Records from a data source:
%%
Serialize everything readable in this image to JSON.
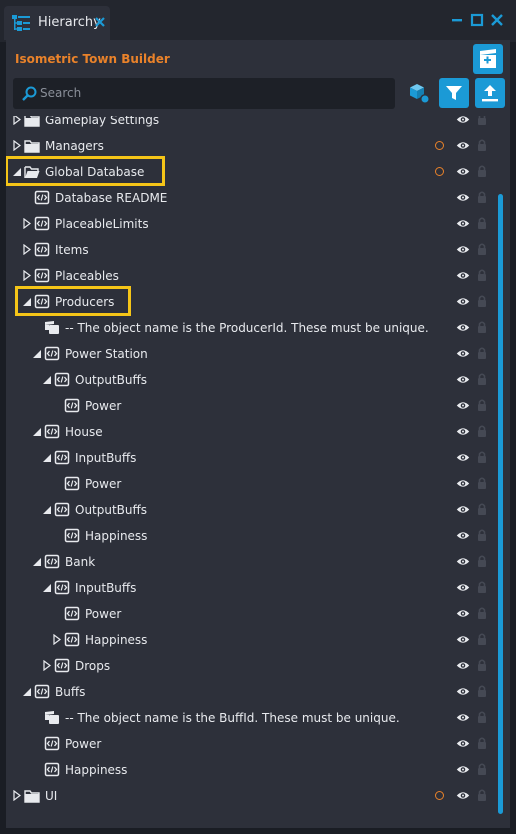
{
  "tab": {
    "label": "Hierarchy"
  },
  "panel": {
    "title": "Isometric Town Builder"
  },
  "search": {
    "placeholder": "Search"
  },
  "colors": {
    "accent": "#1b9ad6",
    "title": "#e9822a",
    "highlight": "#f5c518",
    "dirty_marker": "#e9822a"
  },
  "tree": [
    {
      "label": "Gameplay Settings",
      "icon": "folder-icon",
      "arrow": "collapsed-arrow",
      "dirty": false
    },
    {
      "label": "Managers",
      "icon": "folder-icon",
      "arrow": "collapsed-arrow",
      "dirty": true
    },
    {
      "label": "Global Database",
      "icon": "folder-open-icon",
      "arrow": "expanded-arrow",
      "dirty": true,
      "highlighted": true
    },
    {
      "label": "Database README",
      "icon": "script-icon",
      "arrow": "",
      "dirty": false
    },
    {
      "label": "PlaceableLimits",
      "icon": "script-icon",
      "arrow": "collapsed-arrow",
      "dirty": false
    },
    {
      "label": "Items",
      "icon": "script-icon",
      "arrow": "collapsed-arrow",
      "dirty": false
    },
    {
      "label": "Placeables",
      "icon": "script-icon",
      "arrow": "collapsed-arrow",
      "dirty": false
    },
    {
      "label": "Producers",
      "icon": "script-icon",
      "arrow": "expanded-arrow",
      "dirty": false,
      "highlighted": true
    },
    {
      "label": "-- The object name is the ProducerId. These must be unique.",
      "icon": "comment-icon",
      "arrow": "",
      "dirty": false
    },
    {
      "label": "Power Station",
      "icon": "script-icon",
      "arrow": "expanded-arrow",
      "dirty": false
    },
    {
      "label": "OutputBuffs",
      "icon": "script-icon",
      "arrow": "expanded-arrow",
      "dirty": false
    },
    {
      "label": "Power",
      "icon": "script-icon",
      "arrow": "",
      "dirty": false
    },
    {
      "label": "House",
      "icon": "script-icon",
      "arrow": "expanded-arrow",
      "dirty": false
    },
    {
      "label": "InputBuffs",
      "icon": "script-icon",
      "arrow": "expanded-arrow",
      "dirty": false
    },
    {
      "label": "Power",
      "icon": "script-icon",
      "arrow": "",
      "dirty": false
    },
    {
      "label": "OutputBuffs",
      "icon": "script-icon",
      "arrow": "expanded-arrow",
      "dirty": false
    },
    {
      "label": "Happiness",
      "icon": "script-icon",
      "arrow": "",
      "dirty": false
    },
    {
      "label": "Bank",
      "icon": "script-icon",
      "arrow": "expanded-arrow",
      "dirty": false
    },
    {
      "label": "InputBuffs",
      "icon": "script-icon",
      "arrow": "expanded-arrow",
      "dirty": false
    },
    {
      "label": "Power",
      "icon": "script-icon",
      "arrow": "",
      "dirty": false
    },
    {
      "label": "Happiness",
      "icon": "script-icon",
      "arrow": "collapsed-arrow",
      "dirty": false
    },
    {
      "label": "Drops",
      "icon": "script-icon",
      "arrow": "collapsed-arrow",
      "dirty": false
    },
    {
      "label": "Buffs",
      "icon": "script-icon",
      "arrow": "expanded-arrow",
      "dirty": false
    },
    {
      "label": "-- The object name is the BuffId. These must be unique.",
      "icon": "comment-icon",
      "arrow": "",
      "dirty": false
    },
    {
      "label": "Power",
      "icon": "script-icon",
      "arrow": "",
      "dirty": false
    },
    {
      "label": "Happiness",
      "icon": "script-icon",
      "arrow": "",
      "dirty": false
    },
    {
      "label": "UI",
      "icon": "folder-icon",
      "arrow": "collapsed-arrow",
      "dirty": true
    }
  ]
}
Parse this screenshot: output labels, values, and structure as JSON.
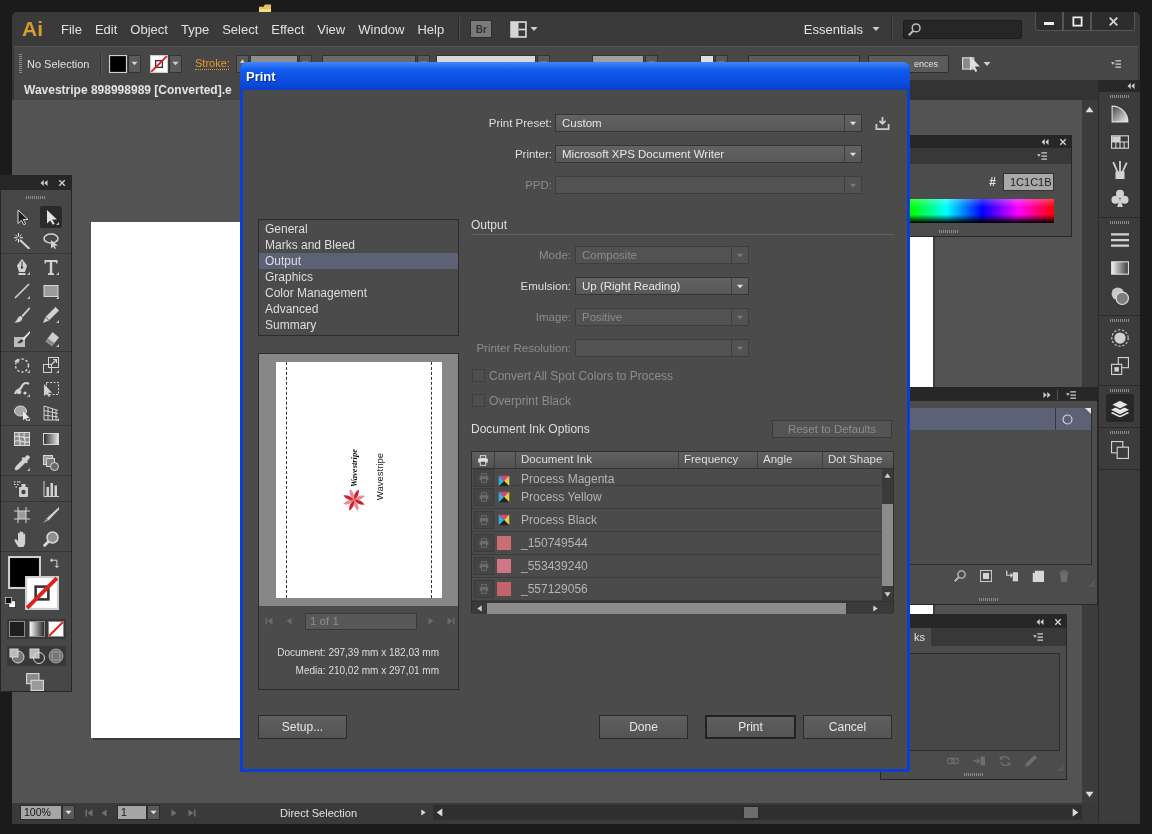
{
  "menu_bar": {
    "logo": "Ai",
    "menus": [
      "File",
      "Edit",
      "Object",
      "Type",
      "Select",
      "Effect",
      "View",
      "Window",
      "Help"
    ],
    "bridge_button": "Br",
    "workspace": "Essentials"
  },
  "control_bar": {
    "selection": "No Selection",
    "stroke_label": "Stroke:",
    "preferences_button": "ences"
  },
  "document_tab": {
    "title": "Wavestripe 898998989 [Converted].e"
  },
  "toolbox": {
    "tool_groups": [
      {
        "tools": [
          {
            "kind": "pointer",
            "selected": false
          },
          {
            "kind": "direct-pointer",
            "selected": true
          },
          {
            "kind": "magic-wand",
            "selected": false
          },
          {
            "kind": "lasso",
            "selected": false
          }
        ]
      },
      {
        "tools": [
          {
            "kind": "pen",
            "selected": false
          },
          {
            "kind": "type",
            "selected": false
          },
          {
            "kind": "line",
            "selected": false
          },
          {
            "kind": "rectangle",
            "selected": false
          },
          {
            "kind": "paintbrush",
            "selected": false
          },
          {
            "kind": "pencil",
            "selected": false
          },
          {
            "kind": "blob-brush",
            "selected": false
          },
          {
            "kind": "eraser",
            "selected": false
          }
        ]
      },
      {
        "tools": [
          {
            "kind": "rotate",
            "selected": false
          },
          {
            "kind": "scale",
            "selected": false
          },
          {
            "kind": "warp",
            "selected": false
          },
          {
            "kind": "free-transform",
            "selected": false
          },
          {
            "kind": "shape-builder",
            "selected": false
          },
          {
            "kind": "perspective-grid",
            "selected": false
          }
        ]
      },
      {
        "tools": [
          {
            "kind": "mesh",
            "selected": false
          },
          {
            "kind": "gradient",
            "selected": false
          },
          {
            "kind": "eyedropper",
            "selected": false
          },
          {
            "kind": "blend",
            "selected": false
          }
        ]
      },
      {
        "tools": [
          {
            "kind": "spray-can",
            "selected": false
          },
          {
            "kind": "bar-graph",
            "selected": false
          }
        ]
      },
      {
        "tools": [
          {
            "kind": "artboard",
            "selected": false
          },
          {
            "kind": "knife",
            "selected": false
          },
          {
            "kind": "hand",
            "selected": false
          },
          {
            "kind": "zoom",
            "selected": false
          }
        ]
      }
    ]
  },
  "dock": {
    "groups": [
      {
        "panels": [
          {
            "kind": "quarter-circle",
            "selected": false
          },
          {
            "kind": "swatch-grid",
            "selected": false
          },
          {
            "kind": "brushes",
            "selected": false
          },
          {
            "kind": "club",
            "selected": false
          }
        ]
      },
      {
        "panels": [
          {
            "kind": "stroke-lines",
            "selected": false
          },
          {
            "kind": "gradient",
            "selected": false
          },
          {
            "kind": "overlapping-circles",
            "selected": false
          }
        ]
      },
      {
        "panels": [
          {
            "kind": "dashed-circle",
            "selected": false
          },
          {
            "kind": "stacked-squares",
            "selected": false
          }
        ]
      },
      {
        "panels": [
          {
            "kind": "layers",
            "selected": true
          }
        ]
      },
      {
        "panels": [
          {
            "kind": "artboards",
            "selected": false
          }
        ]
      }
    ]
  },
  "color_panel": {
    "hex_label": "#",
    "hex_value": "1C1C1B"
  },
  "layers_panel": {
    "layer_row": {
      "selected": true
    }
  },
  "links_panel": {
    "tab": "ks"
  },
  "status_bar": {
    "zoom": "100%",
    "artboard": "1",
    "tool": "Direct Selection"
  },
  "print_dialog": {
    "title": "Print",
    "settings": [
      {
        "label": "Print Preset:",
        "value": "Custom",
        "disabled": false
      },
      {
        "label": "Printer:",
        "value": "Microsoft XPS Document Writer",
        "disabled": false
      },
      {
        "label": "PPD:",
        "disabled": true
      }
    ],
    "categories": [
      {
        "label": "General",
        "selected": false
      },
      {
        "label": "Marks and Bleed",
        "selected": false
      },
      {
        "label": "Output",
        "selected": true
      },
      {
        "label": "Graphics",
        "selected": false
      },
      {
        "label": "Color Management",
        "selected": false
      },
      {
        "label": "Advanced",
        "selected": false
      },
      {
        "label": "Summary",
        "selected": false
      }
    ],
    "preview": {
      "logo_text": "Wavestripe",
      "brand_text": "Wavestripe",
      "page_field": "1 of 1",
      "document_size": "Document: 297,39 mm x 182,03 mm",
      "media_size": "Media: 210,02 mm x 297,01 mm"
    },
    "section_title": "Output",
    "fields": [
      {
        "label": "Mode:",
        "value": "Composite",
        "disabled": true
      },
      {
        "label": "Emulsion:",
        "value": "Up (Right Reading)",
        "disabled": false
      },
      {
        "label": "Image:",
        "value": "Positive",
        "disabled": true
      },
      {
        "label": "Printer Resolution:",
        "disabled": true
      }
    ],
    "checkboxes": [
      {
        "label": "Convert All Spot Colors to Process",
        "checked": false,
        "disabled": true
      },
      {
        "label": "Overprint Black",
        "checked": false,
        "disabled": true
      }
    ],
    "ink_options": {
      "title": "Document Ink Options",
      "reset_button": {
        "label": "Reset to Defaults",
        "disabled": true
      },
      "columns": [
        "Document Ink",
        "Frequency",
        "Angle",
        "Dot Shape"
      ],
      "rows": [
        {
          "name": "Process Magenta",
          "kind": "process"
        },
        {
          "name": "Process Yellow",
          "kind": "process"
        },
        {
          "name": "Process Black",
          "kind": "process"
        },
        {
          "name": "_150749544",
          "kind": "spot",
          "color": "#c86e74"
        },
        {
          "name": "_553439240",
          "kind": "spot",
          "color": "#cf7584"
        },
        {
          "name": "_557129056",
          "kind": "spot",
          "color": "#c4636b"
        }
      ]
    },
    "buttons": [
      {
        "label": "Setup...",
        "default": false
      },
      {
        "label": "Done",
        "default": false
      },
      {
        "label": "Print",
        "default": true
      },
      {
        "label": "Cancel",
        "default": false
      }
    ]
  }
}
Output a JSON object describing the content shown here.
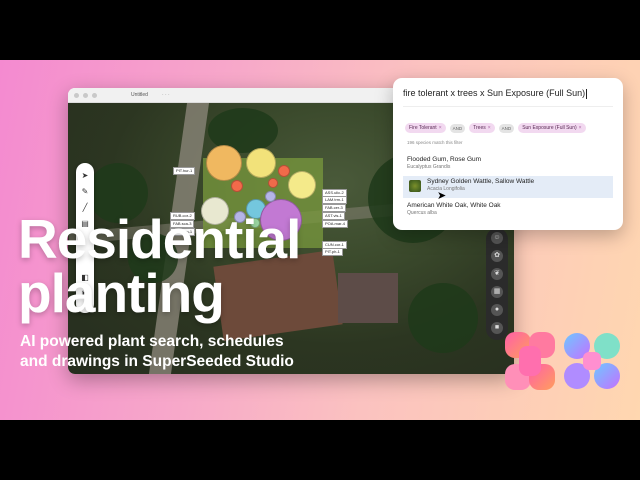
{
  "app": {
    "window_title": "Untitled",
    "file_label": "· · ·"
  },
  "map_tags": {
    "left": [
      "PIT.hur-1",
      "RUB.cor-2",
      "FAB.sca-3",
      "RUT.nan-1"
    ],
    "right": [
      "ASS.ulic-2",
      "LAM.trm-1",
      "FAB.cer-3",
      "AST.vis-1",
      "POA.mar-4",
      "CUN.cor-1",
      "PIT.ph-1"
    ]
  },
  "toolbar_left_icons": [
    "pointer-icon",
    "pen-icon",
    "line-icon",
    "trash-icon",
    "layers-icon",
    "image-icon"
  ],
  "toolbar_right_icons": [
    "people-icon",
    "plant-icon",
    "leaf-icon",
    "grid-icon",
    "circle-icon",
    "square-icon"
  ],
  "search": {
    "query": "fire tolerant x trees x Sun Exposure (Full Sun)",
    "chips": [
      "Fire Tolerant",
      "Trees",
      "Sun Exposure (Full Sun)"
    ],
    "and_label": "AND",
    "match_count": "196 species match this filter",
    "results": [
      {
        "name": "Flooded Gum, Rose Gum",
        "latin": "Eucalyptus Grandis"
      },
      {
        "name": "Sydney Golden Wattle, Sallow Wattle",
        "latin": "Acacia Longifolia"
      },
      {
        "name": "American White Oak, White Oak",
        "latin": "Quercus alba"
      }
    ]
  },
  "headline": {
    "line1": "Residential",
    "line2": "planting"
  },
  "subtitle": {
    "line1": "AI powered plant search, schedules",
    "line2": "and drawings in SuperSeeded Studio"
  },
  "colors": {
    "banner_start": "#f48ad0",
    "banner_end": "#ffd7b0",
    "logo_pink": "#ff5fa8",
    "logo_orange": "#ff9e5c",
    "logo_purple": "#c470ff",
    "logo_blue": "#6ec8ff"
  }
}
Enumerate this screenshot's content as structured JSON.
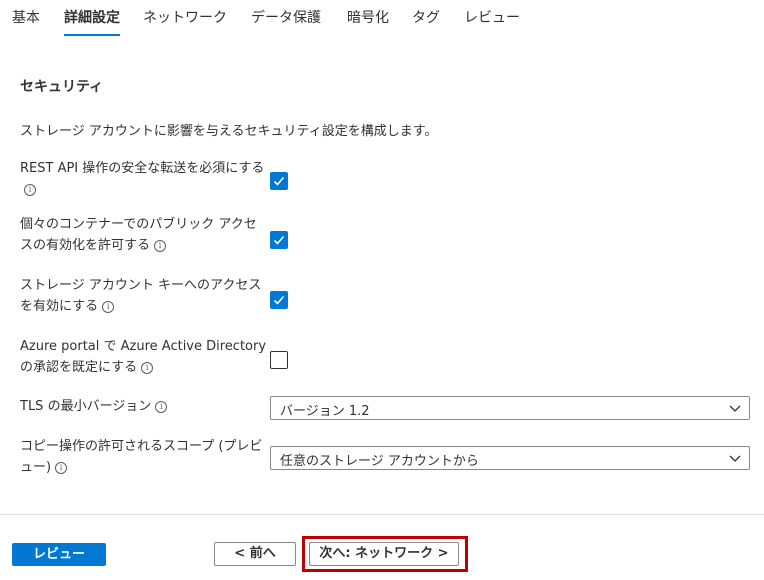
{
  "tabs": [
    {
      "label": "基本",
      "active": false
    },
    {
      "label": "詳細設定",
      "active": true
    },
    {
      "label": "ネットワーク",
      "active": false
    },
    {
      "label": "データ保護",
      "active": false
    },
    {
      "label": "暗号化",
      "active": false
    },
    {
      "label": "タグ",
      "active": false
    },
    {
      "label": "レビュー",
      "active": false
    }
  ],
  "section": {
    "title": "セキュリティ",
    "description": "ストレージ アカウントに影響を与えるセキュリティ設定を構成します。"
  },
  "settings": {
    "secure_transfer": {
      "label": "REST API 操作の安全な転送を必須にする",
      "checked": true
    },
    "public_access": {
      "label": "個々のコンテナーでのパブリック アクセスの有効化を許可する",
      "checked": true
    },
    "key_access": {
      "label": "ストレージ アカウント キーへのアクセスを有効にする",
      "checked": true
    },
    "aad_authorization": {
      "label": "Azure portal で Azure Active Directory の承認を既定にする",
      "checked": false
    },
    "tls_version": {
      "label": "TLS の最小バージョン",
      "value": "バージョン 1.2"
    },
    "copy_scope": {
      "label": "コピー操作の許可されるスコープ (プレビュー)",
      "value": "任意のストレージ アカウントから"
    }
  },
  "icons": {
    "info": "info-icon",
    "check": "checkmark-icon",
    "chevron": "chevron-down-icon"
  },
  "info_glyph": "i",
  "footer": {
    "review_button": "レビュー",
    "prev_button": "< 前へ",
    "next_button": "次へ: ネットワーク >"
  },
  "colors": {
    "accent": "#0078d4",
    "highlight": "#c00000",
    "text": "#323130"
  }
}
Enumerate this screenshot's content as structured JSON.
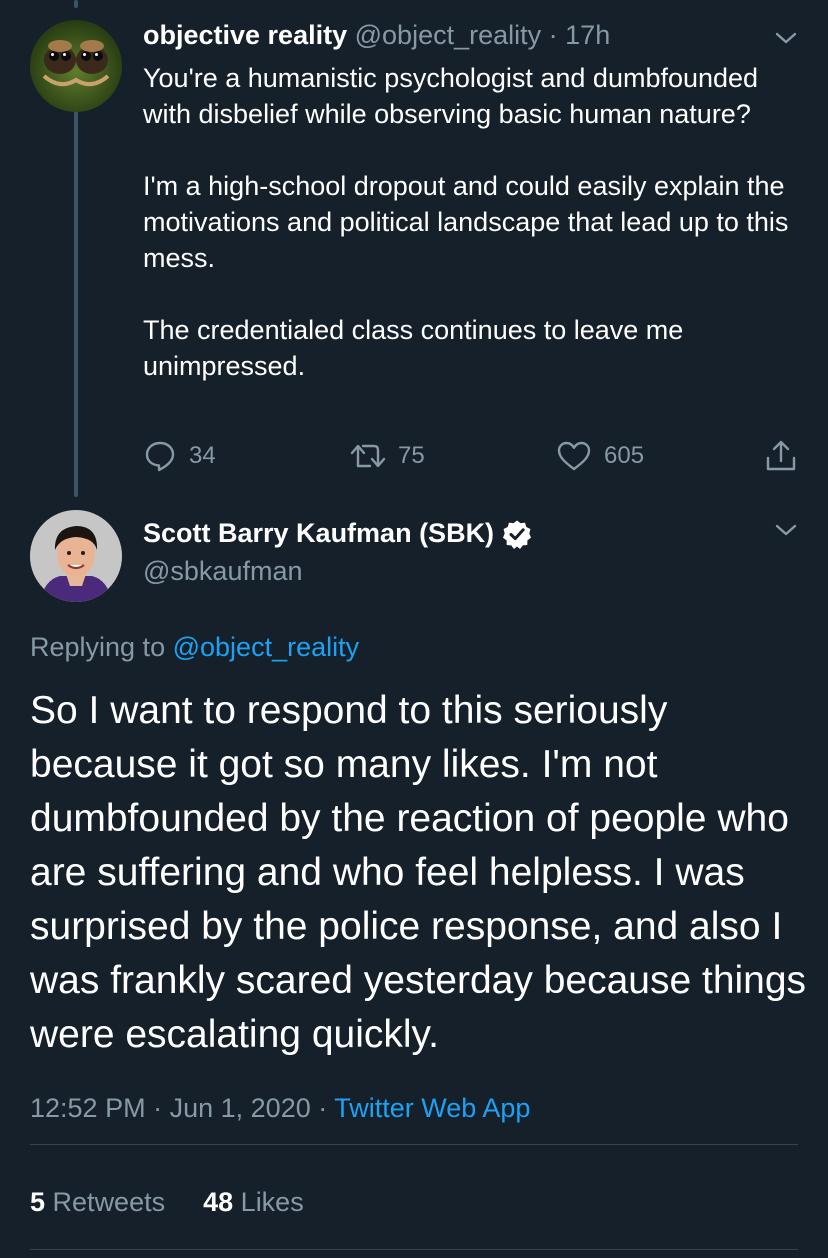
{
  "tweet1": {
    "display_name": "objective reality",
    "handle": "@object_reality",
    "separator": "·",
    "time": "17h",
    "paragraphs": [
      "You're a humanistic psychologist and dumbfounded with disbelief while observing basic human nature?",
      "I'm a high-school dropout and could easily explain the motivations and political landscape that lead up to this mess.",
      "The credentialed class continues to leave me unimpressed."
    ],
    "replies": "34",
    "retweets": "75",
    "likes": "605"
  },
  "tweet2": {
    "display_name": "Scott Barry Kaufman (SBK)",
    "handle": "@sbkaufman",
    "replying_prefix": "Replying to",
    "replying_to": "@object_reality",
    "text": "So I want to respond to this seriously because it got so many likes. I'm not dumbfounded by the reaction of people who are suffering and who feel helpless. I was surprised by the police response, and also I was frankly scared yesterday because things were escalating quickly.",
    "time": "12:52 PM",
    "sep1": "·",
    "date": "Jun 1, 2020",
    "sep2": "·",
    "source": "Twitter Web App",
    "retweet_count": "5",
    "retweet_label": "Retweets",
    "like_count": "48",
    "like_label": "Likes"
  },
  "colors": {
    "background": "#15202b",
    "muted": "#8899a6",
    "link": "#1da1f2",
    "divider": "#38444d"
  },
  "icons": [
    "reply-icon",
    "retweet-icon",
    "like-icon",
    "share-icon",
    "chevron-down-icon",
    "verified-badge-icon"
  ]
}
%%
Task instructions
In the records above, find the lines containing "Exposure" and copy them.

Complete answer
    "query": "fire tolerant x trees x Sun Exposure (Full Sun)",
      "Sun Exposure (Full Sun)"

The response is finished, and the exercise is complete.